EXERCISE
Give the listing again character for character, but drop the images.

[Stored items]
····················

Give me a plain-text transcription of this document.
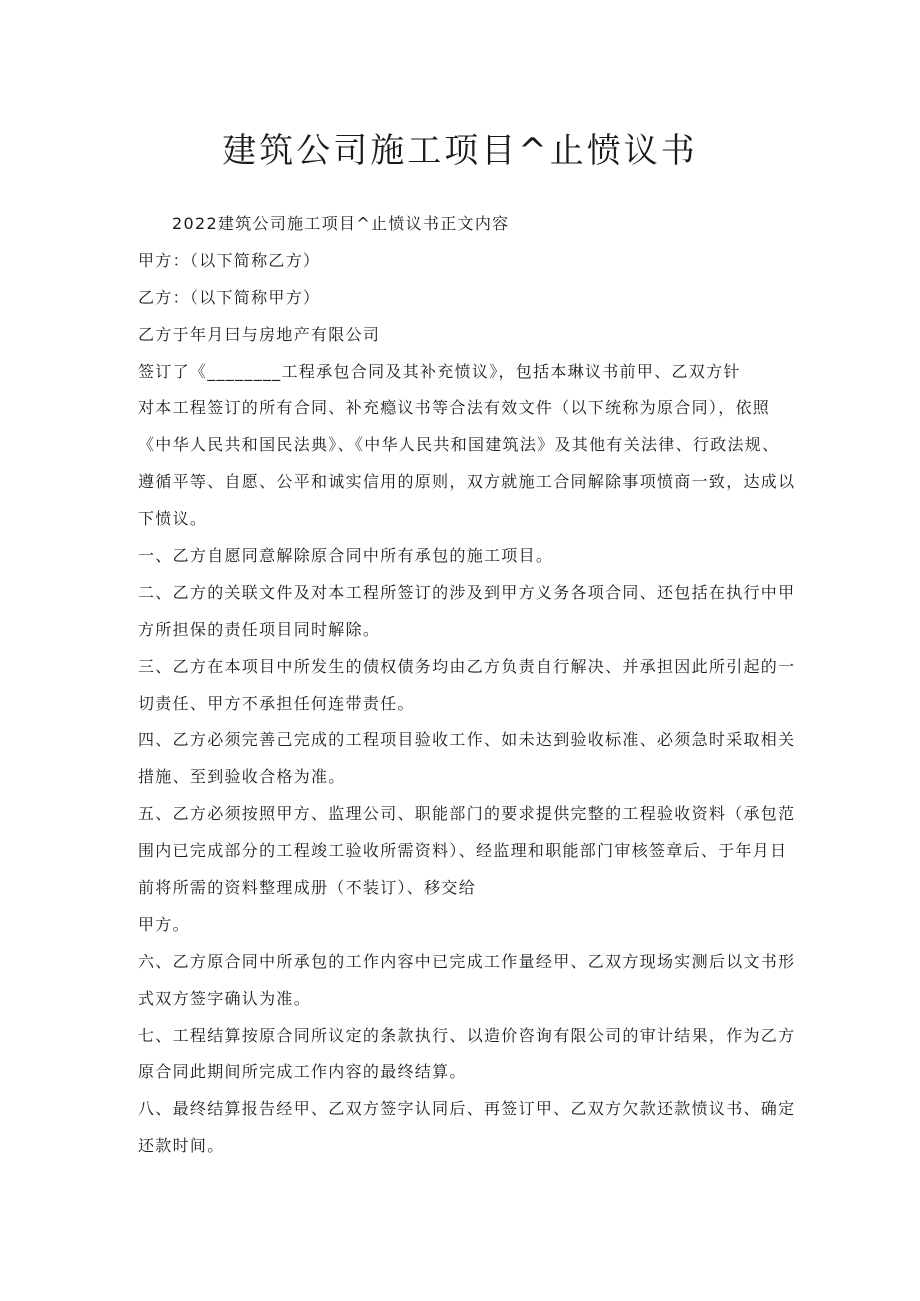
建筑公司施工项目^止愤议书

2022建筑公司施工项目^止愤议书正文内容

甲方：（以下简称乙方）

乙方：（以下简称甲方）

乙方于年月曰与房地产有限公司

签订了《________工程承包合同及其补充愤议》，包括本琳议书前甲、乙双方针

对本工程签订的所有合同、补充瘾议书等合法有效文件（以下统称为原合同），依照

《中华人民共和国民法典》、《中华人民共和国建筑法》及其他有关法律、行政法规、

遵循平等、自愿、公平和诚实信用的原则，双方就施工合同解除事项愤商一致，达成以

下愤议。

一、乙方自愿同意解除原合同中所有承包的施工项目。

二、乙方的关联文件及对本工程所签订的涉及到甲方义务各项合同、还包括在执行中甲

方所担保的责任项目同时解除。

三、乙方在本项目中所发生的债权债务均由乙方负责自行解决、并承担因此所引起的一

切责任、甲方不承担任何连带责任。

四、乙方必须完善己完成的工程项目验收工作、如未达到验收标准、必须急时采取相关

措施、至到验收合格为准。

五、乙方必须按照甲方、监理公司、职能部门的要求提供完整的工程验收资料（承包范

围内已完成部分的工程竣工验收所需资料）、经监理和职能部门审核签章后、于年月日

前将所需的资料整理成册（不装订）、移交给

甲方。

六、乙方原合同中所承包的工作内容中已完成工作量经甲、乙双方现场实测后以文书形

式双方签字确认为准。

七、工程结算按原合同所议定的条款执行、以造价咨询有限公司的审计结果，作为乙方

原合同此期间所完成工作内容的最终结算。

八、最终结算报告经甲、乙双方签字认同后、再签订甲、乙双方欠款还款愤议书、确定

还款时间。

····················

RESPONSE FOR THIS EXERCISE
Give me a plain-text transcription of this document.
建筑公司施工项目^止愤议书

2022建筑公司施工项目^止愤议书正文内容

甲方：（以下简称乙方）

乙方：（以下简称甲方）

乙方于年月曰与房地产有限公司

签订了《________工程承包合同及其补充愤议》，包括本琳议书前甲、乙双方针

对本工程签订的所有合同、补充瘾议书等合法有效文件（以下统称为原合同），依照

《中华人民共和国民法典》、《中华人民共和国建筑法》及其他有关法律、行政法规、

遵循平等、自愿、公平和诚实信用的原则，双方就施工合同解除事项愤商一致，达成以

下愤议。

一、乙方自愿同意解除原合同中所有承包的施工项目。

二、乙方的关联文件及对本工程所签订的涉及到甲方义务各项合同、还包括在执行中甲

方所担保的责任项目同时解除。

三、乙方在本项目中所发生的债权债务均由乙方负责自行解决、并承担因此所引起的一

切责任、甲方不承担任何连带责任。

四、乙方必须完善己完成的工程项目验收工作、如未达到验收标准、必须急时采取相关

措施、至到验收合格为准。

五、乙方必须按照甲方、监理公司、职能部门的要求提供完整的工程验收资料（承包范

围内已完成部分的工程竣工验收所需资料）、经监理和职能部门审核签章后、于年月日

前将所需的资料整理成册（不装订）、移交给

甲方。

六、乙方原合同中所承包的工作内容中已完成工作量经甲、乙双方现场实测后以文书形

式双方签字确认为准。

七、工程结算按原合同所议定的条款执行、以造价咨询有限公司的审计结果，作为乙方

原合同此期间所完成工作内容的最终结算。

八、最终结算报告经甲、乙双方签字认同后、再签订甲、乙双方欠款还款愤议书、确定

还款时间。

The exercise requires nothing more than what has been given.